__Your objective__:
Reproduce the following lines verbatim.

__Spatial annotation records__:
------
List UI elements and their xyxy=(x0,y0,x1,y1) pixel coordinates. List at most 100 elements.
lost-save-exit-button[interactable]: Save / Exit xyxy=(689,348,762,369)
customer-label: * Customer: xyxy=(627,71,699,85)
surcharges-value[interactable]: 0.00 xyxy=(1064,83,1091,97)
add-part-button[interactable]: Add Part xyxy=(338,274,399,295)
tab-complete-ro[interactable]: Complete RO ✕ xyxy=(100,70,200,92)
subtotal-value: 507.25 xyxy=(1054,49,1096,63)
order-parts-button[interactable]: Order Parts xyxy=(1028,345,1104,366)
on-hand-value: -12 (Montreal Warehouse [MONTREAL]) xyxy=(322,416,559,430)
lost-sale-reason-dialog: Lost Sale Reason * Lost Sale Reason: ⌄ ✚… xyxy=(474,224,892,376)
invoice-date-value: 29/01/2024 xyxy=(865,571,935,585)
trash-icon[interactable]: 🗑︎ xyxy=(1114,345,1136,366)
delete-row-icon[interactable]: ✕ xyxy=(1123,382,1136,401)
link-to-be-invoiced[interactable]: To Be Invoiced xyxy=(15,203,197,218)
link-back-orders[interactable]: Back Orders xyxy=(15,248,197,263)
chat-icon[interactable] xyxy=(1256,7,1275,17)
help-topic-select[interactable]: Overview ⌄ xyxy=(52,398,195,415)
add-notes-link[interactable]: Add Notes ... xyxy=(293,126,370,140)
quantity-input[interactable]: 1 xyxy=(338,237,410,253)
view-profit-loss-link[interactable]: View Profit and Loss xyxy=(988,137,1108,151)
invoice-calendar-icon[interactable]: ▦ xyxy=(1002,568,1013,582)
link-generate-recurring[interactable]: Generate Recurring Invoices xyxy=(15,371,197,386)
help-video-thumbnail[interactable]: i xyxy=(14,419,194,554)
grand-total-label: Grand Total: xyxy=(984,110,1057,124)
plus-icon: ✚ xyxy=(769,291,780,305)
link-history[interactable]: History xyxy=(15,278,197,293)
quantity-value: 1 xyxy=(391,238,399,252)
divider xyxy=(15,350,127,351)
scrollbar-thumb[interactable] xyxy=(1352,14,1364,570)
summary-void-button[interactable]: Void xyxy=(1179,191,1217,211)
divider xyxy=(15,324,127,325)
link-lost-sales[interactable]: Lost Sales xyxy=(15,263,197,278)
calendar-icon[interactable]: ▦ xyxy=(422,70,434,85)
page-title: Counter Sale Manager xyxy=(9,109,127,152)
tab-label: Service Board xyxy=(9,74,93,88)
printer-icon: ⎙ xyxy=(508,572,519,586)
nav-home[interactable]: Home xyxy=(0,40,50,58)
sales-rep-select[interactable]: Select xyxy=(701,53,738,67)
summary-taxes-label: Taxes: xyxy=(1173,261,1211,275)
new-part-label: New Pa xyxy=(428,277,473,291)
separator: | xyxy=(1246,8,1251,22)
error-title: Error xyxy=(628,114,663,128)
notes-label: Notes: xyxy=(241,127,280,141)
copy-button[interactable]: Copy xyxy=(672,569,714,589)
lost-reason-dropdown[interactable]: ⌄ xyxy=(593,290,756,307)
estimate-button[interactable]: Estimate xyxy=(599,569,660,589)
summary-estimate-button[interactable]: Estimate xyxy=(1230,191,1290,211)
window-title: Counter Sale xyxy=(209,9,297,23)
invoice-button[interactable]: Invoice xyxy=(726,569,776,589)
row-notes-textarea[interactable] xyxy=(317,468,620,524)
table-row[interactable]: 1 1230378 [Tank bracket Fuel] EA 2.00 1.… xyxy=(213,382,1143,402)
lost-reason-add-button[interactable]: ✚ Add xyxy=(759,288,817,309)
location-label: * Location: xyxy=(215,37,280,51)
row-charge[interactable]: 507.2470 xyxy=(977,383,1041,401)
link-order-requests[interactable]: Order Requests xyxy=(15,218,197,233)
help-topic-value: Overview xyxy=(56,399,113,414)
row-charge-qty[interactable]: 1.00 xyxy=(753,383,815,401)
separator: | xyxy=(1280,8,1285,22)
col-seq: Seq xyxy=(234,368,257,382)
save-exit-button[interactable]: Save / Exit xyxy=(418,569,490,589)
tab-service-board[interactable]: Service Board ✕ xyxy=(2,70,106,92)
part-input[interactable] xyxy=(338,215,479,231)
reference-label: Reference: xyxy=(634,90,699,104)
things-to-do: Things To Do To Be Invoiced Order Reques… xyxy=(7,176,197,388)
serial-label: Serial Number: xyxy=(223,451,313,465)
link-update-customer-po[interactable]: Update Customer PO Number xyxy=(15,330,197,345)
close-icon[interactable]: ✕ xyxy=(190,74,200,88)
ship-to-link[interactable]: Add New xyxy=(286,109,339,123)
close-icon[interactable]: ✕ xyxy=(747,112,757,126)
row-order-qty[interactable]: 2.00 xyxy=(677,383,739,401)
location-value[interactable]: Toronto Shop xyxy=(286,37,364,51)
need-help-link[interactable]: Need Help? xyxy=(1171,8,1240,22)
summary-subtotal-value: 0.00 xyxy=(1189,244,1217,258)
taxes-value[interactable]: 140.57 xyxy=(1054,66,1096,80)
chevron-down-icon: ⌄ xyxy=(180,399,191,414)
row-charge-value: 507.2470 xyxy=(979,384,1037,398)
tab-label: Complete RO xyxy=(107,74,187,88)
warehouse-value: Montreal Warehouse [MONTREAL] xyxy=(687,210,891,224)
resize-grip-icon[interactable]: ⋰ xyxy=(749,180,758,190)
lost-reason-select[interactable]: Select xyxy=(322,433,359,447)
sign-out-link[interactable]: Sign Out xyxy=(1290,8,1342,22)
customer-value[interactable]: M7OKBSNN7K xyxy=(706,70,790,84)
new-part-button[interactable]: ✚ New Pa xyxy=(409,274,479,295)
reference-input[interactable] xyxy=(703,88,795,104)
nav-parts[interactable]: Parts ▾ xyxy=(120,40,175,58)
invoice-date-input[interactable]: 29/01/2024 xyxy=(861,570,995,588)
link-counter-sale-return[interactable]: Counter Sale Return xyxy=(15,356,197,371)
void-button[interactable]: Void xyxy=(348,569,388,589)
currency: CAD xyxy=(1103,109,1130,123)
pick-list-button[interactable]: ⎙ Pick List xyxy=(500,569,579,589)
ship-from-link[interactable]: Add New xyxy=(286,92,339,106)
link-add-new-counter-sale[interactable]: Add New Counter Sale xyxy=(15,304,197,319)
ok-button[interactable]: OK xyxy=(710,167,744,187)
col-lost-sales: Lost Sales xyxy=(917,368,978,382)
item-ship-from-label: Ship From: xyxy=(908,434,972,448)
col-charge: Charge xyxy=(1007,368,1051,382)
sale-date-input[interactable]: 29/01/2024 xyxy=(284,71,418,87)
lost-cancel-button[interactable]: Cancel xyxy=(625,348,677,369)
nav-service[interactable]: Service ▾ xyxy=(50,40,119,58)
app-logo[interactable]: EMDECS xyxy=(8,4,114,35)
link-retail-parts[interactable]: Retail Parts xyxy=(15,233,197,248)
------
__Output__:
List UI elements and their xyxy=(x0,y0,x1,y1) pixel coordinates. List at most 100 elements.
lost-save-exit-button[interactable]: Save / Exit xyxy=(689,348,762,369)
customer-label: * Customer: xyxy=(627,71,699,85)
surcharges-value[interactable]: 0.00 xyxy=(1064,83,1091,97)
add-part-button[interactable]: Add Part xyxy=(338,274,399,295)
tab-complete-ro[interactable]: Complete RO ✕ xyxy=(100,70,200,92)
subtotal-value: 507.25 xyxy=(1054,49,1096,63)
order-parts-button[interactable]: Order Parts xyxy=(1028,345,1104,366)
on-hand-value: -12 (Montreal Warehouse [MONTREAL]) xyxy=(322,416,559,430)
lost-sale-reason-dialog: Lost Sale Reason * Lost Sale Reason: ⌄ ✚… xyxy=(474,224,892,376)
invoice-date-value: 29/01/2024 xyxy=(865,571,935,585)
trash-icon[interactable]: 🗑︎ xyxy=(1114,345,1136,366)
delete-row-icon[interactable]: ✕ xyxy=(1123,382,1136,401)
link-to-be-invoiced[interactable]: To Be Invoiced xyxy=(15,203,197,218)
link-back-orders[interactable]: Back Orders xyxy=(15,248,197,263)
chat-icon[interactable] xyxy=(1256,7,1275,17)
help-topic-select[interactable]: Overview ⌄ xyxy=(52,398,195,415)
add-notes-link[interactable]: Add Notes ... xyxy=(293,126,370,140)
quantity-input[interactable]: 1 xyxy=(338,237,410,253)
view-profit-loss-link[interactable]: View Profit and Loss xyxy=(988,137,1108,151)
invoice-calendar-icon[interactable]: ▦ xyxy=(1002,568,1013,582)
link-generate-recurring[interactable]: Generate Recurring Invoices xyxy=(15,371,197,386)
help-video-thumbnail[interactable]: i xyxy=(14,419,194,554)
grand-total-label: Grand Total: xyxy=(984,110,1057,124)
plus-icon: ✚ xyxy=(769,291,780,305)
link-history[interactable]: History xyxy=(15,278,197,293)
quantity-value: 1 xyxy=(391,238,399,252)
divider xyxy=(15,350,127,351)
scrollbar-thumb[interactable] xyxy=(1352,14,1364,570)
summary-void-button[interactable]: Void xyxy=(1179,191,1217,211)
divider xyxy=(15,324,127,325)
link-lost-sales[interactable]: Lost Sales xyxy=(15,263,197,278)
calendar-icon[interactable]: ▦ xyxy=(422,70,434,85)
page-title: Counter Sale Manager xyxy=(9,109,127,152)
tab-label: Service Board xyxy=(9,74,93,88)
printer-icon: ⎙ xyxy=(508,572,519,586)
nav-home[interactable]: Home xyxy=(0,40,50,58)
sales-rep-select[interactable]: Select xyxy=(701,53,738,67)
summary-taxes-label: Taxes: xyxy=(1173,261,1211,275)
new-part-label: New Pa xyxy=(428,277,473,291)
separator: | xyxy=(1246,8,1251,22)
error-title: Error xyxy=(628,114,663,128)
notes-label: Notes: xyxy=(241,127,280,141)
copy-button[interactable]: Copy xyxy=(672,569,714,589)
lost-reason-dropdown[interactable]: ⌄ xyxy=(593,290,756,307)
estimate-button[interactable]: Estimate xyxy=(599,569,660,589)
summary-estimate-button[interactable]: Estimate xyxy=(1230,191,1290,211)
window-title: Counter Sale xyxy=(209,9,297,23)
invoice-button[interactable]: Invoice xyxy=(726,569,776,589)
row-notes-textarea[interactable] xyxy=(317,468,620,524)
table-row[interactable]: 1 1230378 [Tank bracket Fuel] EA 2.00 1.… xyxy=(213,382,1143,402)
lost-reason-add-button[interactable]: ✚ Add xyxy=(759,288,817,309)
location-label: * Location: xyxy=(215,37,280,51)
row-charge[interactable]: 507.2470 xyxy=(977,383,1041,401)
link-order-requests[interactable]: Order Requests xyxy=(15,218,197,233)
help-topic-value: Overview xyxy=(56,399,113,414)
row-charge-qty[interactable]: 1.00 xyxy=(753,383,815,401)
separator: | xyxy=(1280,8,1285,22)
col-seq: Seq xyxy=(234,368,257,382)
save-exit-button[interactable]: Save / Exit xyxy=(418,569,490,589)
tab-service-board[interactable]: Service Board ✕ xyxy=(2,70,106,92)
part-input[interactable] xyxy=(338,215,479,231)
reference-label: Reference: xyxy=(634,90,699,104)
things-to-do: Things To Do To Be Invoiced Order Reques… xyxy=(7,176,197,388)
serial-label: Serial Number: xyxy=(223,451,313,465)
link-update-customer-po[interactable]: Update Customer PO Number xyxy=(15,330,197,345)
close-icon[interactable]: ✕ xyxy=(190,74,200,88)
ship-to-link[interactable]: Add New xyxy=(286,109,339,123)
close-icon[interactable]: ✕ xyxy=(747,112,757,126)
row-order-qty[interactable]: 2.00 xyxy=(677,383,739,401)
location-value[interactable]: Toronto Shop xyxy=(286,37,364,51)
need-help-link[interactable]: Need Help? xyxy=(1171,8,1240,22)
summary-subtotal-value: 0.00 xyxy=(1189,244,1217,258)
taxes-value[interactable]: 140.57 xyxy=(1054,66,1096,80)
chevron-down-icon: ⌄ xyxy=(180,399,191,414)
row-charge-value: 507.2470 xyxy=(979,384,1037,398)
tab-label: Complete RO xyxy=(107,74,187,88)
warehouse-value: Montreal Warehouse [MONTREAL] xyxy=(687,210,891,224)
resize-grip-icon[interactable]: ⋰ xyxy=(749,180,758,190)
lost-reason-select[interactable]: Select xyxy=(322,433,359,447)
sign-out-link[interactable]: Sign Out xyxy=(1290,8,1342,22)
customer-value[interactable]: M7OKBSNN7K xyxy=(706,70,790,84)
new-part-button[interactable]: ✚ New Pa xyxy=(409,274,479,295)
reference-input[interactable] xyxy=(703,88,795,104)
nav-parts[interactable]: Parts ▾ xyxy=(120,40,175,58)
invoice-date-input[interactable]: 29/01/2024 xyxy=(861,570,995,588)
link-counter-sale-return[interactable]: Counter Sale Return xyxy=(15,356,197,371)
void-button[interactable]: Void xyxy=(348,569,388,589)
currency: CAD xyxy=(1103,109,1130,123)
pick-list-button[interactable]: ⎙ Pick List xyxy=(500,569,579,589)
ship-from-link[interactable]: Add New xyxy=(286,92,339,106)
link-add-new-counter-sale[interactable]: Add New Counter Sale xyxy=(15,304,197,319)
ok-button[interactable]: OK xyxy=(710,167,744,187)
col-lost-sales: Lost Sales xyxy=(917,368,978,382)
item-ship-from-label: Ship From: xyxy=(908,434,972,448)
col-charge: Charge xyxy=(1007,368,1051,382)
sale-date-input[interactable]: 29/01/2024 xyxy=(284,71,418,87)
lost-cancel-button[interactable]: Cancel xyxy=(625,348,677,369)
nav-service[interactable]: Service ▾ xyxy=(50,40,119,58)
app-logo[interactable]: EMDECS xyxy=(8,4,114,35)
link-retail-parts[interactable]: Retail Parts xyxy=(15,233,197,248)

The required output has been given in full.